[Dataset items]

----

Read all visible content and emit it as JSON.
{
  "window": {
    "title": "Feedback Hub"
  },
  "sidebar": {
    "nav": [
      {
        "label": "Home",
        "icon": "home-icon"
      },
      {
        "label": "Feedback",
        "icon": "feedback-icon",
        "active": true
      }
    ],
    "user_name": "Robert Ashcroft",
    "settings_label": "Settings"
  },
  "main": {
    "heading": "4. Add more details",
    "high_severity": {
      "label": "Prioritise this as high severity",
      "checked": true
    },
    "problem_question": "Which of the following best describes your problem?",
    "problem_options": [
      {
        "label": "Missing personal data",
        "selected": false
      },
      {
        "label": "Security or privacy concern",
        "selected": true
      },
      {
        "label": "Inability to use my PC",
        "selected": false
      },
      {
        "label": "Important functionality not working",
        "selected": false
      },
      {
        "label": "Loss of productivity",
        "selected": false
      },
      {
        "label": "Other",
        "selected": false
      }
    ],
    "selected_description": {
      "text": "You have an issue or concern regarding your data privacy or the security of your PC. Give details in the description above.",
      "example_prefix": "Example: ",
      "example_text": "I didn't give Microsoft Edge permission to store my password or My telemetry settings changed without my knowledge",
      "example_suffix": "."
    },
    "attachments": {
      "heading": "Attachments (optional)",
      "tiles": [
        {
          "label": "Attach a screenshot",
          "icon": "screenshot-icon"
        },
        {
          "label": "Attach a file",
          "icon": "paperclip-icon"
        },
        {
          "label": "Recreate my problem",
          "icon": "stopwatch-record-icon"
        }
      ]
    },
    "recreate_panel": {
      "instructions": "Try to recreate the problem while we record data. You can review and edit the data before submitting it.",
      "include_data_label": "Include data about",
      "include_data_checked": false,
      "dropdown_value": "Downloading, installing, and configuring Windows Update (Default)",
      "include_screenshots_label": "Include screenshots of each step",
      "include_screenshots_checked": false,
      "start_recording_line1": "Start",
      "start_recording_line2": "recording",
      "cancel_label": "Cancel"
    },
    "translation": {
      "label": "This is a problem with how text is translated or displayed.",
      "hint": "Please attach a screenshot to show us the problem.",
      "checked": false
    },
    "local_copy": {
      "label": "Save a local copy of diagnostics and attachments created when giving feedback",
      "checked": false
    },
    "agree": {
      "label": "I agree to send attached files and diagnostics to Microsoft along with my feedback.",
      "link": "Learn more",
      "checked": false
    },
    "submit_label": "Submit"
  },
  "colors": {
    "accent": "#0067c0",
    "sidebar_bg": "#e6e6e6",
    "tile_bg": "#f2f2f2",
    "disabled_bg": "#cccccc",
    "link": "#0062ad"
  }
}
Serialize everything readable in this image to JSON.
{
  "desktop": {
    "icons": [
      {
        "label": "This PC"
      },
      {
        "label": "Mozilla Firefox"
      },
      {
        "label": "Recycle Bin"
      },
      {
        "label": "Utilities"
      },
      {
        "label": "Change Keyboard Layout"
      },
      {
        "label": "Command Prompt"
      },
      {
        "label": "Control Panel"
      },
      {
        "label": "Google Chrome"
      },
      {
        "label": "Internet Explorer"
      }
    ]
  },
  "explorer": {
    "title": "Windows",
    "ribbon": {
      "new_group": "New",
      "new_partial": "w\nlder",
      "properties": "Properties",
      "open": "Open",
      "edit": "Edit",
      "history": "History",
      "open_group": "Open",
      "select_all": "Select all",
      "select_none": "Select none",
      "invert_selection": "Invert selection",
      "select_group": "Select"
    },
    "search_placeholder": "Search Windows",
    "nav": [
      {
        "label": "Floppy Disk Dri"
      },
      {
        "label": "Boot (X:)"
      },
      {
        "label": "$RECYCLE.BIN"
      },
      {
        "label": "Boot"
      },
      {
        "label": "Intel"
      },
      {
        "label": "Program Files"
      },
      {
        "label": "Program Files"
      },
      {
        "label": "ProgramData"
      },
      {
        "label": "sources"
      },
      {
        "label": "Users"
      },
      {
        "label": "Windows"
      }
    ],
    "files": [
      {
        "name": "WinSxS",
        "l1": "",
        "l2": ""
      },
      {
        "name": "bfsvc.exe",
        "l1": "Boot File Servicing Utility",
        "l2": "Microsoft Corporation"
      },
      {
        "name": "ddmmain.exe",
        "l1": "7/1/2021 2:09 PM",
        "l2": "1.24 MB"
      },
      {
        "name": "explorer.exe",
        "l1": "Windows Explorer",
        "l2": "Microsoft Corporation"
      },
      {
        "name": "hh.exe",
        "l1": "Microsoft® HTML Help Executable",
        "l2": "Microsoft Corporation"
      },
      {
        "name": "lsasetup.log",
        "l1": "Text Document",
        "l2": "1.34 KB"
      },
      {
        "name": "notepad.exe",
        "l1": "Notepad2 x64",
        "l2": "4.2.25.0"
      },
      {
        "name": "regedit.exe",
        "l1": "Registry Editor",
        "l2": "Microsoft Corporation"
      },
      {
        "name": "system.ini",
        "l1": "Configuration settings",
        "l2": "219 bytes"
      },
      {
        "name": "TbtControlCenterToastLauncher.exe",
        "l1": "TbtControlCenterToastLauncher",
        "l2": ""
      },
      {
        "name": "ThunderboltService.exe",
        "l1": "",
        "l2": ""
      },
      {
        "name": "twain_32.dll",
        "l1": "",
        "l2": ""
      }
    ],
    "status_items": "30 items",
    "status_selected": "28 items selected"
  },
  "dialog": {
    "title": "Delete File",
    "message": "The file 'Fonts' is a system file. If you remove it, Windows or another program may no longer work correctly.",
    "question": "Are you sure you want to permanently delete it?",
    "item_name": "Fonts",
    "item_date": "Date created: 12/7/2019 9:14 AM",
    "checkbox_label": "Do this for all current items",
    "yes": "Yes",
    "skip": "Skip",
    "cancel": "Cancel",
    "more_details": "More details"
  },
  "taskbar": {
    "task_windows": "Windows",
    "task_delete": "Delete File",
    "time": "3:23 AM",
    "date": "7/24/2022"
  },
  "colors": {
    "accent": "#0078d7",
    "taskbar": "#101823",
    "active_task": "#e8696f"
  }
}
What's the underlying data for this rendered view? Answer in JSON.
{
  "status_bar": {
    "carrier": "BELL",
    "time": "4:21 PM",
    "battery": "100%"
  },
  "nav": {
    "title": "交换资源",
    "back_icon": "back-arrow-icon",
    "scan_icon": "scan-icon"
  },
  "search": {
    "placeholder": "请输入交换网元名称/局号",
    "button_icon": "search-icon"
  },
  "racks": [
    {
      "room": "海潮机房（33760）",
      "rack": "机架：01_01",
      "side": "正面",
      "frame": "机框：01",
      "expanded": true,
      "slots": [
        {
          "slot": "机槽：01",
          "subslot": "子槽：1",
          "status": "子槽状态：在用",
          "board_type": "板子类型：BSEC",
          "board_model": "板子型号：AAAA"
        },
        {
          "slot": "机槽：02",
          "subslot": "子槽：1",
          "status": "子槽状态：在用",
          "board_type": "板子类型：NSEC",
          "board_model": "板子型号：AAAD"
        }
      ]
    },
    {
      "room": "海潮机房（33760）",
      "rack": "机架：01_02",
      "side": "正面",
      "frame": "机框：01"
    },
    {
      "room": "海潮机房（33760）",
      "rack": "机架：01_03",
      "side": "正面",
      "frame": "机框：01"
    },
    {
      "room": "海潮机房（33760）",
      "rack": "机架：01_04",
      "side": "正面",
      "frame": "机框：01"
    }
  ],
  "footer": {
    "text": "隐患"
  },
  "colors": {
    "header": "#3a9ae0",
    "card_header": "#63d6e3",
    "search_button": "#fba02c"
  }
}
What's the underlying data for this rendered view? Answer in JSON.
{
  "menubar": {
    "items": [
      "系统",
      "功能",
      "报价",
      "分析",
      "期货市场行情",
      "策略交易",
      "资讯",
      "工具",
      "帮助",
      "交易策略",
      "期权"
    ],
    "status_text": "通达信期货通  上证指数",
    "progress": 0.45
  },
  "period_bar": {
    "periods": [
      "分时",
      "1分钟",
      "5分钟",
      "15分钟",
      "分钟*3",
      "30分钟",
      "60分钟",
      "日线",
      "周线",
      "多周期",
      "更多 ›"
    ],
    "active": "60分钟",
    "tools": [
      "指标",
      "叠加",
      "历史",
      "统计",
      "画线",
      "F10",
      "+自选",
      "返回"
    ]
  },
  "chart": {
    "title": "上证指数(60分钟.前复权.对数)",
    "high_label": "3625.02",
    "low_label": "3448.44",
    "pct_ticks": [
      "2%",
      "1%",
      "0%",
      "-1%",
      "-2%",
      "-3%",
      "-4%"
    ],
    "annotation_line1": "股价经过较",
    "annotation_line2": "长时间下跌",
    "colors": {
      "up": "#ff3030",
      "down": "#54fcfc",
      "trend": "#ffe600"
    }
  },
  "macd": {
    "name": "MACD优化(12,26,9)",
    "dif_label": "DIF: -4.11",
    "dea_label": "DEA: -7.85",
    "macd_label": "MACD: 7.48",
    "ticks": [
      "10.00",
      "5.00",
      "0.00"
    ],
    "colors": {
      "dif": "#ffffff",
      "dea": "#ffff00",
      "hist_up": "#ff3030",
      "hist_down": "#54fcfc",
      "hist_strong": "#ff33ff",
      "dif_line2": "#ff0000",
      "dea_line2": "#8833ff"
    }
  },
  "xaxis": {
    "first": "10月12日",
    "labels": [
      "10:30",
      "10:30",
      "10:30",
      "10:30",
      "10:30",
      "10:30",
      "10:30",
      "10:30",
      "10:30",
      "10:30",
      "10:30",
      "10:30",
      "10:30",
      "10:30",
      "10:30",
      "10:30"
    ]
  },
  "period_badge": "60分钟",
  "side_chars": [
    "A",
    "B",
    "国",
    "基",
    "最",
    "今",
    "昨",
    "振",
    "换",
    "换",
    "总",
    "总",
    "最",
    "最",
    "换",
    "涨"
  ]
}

----

Exercise directions
Go through the listing above and return every line where the word "your" occurs.

The result
    "problem_question": "Which of the following best describes your problem?",
      "text": "You have an issue or concern regarding your data privacy or the security of your PC. Give details in the description above.",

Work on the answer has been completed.